(SET PROBLEM) Copy all lines in which the word "Chen" can be found.

(RECORDS SHOWN)
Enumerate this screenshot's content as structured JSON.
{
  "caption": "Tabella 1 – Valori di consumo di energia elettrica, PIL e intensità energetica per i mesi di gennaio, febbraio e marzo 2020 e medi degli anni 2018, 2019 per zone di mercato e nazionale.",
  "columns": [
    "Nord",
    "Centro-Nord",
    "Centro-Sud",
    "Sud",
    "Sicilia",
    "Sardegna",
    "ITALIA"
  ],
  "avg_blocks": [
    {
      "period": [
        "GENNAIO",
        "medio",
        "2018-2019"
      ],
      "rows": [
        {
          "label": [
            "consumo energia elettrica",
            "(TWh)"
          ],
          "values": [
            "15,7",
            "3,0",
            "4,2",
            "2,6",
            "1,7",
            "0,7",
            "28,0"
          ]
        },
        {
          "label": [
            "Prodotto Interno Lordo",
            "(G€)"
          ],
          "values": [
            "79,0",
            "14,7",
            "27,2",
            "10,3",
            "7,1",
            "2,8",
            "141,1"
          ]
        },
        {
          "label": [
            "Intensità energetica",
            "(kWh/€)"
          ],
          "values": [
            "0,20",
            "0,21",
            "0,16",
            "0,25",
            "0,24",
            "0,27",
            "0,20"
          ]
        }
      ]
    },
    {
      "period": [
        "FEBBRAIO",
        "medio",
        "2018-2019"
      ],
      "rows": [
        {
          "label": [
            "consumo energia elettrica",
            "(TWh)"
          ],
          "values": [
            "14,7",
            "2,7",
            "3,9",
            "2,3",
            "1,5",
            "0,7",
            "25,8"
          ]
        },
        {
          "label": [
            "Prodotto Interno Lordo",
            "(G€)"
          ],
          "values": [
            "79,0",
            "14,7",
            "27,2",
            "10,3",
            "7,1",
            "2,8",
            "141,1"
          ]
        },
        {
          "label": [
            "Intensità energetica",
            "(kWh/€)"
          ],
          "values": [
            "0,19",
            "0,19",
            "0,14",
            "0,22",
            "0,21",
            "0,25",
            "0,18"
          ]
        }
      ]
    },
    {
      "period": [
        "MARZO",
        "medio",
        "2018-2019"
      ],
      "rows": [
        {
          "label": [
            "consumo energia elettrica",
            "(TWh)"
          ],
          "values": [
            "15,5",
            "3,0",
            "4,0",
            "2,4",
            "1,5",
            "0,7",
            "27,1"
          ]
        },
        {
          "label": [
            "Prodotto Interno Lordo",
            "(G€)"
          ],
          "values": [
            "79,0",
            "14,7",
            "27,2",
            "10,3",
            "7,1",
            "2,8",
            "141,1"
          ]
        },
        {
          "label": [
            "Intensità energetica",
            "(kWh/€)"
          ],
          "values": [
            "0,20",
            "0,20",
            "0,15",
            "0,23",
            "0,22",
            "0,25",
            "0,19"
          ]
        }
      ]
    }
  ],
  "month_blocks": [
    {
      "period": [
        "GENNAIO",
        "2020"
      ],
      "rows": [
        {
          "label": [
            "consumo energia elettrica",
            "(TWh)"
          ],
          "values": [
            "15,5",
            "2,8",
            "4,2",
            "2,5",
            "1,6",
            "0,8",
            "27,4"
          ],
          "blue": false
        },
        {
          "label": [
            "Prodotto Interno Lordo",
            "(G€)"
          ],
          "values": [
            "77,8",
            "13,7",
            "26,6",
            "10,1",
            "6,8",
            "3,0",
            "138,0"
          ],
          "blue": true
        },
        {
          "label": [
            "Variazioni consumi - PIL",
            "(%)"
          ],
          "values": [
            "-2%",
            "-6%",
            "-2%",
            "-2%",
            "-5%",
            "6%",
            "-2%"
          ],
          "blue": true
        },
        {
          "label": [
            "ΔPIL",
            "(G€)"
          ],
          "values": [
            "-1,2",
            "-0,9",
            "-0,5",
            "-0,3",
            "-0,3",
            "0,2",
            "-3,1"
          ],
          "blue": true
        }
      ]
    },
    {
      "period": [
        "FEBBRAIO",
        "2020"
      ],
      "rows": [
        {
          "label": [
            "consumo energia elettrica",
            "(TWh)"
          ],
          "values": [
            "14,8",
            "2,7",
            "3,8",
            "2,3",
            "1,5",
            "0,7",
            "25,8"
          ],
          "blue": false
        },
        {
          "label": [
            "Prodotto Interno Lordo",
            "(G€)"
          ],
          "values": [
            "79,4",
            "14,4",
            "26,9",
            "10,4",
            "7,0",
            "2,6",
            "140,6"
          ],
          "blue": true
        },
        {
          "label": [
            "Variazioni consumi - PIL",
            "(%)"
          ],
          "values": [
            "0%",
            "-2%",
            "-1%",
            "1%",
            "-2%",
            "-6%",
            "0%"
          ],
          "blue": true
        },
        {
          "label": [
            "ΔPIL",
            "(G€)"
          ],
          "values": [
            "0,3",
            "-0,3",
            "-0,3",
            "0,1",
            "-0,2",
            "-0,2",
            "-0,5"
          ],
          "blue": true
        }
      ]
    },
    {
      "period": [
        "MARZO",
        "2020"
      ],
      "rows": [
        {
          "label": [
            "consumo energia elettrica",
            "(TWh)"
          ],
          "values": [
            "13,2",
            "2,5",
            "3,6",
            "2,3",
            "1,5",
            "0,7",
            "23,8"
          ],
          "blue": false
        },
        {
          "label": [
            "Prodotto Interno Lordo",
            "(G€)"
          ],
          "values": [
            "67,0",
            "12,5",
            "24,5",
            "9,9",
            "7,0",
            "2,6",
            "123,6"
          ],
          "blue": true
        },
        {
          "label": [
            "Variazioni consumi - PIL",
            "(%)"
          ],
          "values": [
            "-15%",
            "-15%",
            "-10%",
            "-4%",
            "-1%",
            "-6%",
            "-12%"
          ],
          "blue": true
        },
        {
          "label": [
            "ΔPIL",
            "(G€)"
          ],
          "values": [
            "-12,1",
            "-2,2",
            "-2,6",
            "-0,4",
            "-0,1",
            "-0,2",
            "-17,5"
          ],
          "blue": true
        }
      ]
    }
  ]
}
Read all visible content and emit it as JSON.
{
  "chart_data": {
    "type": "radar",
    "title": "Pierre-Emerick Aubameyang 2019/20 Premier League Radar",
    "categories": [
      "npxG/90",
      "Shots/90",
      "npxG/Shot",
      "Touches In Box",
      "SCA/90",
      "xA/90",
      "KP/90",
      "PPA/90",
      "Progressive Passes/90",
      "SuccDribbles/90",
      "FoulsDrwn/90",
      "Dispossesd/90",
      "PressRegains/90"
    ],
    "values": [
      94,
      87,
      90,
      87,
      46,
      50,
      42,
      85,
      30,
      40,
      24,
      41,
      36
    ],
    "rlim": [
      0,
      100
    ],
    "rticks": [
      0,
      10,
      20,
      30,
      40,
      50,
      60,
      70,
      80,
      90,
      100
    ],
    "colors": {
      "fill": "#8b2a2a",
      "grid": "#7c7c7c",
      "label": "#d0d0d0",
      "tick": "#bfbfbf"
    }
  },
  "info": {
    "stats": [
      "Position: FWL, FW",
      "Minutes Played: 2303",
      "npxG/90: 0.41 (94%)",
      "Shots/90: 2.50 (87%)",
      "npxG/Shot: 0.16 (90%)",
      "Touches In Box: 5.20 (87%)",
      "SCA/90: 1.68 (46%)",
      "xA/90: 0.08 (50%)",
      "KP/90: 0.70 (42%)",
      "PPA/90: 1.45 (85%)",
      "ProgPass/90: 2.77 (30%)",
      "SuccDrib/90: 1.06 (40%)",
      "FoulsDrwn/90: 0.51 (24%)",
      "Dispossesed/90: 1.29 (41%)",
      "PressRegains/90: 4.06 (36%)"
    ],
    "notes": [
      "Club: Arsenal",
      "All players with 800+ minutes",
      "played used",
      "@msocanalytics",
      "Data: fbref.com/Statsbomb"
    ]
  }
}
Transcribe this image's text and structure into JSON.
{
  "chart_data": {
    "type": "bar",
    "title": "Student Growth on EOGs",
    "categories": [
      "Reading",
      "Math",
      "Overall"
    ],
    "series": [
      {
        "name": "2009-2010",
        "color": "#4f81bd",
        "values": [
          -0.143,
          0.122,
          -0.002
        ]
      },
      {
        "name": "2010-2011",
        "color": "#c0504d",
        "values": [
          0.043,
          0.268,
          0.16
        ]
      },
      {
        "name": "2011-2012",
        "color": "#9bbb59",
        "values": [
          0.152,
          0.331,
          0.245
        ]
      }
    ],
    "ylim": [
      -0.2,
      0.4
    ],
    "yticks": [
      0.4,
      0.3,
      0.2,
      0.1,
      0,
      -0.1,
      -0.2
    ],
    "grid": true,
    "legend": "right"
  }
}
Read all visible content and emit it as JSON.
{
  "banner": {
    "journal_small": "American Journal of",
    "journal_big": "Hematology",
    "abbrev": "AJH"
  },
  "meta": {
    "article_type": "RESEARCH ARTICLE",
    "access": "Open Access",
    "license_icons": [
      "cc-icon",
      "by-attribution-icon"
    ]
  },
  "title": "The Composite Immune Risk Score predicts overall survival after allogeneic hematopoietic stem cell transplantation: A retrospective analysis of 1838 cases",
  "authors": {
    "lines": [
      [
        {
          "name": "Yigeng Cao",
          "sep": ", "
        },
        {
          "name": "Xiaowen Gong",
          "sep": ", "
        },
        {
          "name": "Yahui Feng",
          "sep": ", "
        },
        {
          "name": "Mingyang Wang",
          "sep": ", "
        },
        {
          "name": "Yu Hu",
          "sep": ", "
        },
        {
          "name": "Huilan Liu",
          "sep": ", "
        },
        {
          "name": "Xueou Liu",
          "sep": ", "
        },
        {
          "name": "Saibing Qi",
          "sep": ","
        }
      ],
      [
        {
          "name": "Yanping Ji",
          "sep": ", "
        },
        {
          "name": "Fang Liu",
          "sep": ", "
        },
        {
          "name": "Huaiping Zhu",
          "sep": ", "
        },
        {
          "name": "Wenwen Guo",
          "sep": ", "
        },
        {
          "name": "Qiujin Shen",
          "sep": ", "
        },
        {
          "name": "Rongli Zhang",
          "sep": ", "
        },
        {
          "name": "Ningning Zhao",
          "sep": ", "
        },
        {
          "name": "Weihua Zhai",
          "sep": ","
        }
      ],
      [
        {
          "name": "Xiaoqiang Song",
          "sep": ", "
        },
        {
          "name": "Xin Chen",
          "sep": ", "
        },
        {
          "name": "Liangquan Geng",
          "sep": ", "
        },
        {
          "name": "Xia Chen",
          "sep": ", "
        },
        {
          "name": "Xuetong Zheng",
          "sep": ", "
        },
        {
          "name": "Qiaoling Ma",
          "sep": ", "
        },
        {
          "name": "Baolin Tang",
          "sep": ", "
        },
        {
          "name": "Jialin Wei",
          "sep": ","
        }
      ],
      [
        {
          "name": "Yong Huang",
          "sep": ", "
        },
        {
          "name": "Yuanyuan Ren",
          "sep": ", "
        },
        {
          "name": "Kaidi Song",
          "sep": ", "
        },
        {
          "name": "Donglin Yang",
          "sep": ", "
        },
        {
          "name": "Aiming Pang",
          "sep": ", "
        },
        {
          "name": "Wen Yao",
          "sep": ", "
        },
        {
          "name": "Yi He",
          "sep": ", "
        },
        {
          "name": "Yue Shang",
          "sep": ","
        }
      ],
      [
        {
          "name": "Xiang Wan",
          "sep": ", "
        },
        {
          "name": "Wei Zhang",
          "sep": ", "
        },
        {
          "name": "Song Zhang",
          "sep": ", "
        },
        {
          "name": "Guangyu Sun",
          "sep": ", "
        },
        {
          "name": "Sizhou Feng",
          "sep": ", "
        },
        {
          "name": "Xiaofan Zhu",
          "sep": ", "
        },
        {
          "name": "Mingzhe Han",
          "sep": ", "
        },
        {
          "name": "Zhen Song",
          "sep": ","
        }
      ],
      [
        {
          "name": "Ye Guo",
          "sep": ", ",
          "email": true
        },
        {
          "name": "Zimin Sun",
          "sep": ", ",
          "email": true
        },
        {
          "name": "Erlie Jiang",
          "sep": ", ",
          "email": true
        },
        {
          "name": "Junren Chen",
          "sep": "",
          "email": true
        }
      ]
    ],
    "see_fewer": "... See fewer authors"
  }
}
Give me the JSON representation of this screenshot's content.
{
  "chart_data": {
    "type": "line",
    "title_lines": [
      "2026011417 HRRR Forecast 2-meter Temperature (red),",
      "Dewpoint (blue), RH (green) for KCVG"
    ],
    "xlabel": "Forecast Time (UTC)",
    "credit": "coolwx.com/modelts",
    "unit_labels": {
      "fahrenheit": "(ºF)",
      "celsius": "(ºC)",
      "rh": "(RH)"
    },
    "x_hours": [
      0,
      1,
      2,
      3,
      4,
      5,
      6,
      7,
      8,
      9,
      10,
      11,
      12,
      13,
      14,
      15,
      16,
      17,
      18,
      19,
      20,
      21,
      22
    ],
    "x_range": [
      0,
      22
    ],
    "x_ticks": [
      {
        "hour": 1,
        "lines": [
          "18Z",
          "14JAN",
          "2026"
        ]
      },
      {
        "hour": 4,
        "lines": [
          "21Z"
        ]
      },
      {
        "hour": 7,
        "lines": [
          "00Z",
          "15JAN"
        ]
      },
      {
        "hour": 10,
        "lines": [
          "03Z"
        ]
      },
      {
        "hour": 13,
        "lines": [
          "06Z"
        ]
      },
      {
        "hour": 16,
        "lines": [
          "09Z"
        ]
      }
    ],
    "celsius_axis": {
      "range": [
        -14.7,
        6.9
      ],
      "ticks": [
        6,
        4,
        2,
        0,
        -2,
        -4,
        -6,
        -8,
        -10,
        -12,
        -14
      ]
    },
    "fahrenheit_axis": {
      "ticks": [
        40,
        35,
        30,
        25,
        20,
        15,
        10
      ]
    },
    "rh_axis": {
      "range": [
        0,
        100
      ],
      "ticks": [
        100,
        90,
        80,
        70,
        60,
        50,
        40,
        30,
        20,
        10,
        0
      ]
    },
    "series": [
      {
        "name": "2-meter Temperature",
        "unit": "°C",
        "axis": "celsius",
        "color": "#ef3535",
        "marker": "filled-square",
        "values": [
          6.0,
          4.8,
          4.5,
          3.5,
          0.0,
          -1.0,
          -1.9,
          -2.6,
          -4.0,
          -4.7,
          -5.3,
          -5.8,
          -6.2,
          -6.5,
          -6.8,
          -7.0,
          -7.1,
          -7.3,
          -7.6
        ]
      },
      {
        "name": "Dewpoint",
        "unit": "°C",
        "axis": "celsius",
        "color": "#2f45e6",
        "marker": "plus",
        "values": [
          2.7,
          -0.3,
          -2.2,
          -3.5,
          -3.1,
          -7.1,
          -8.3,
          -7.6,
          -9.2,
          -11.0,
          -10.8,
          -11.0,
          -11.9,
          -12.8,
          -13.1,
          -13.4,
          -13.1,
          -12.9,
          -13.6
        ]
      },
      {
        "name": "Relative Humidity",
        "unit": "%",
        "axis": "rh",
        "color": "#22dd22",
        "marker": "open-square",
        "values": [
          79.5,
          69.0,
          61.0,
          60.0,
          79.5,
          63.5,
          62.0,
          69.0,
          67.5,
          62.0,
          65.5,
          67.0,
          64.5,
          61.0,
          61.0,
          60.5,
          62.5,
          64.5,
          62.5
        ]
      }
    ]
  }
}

(ANSWER FOR THIS EXERCISE)
          "name": "Xin Chen",
          "name": "Xia Chen",
          "name": "Junren Chen",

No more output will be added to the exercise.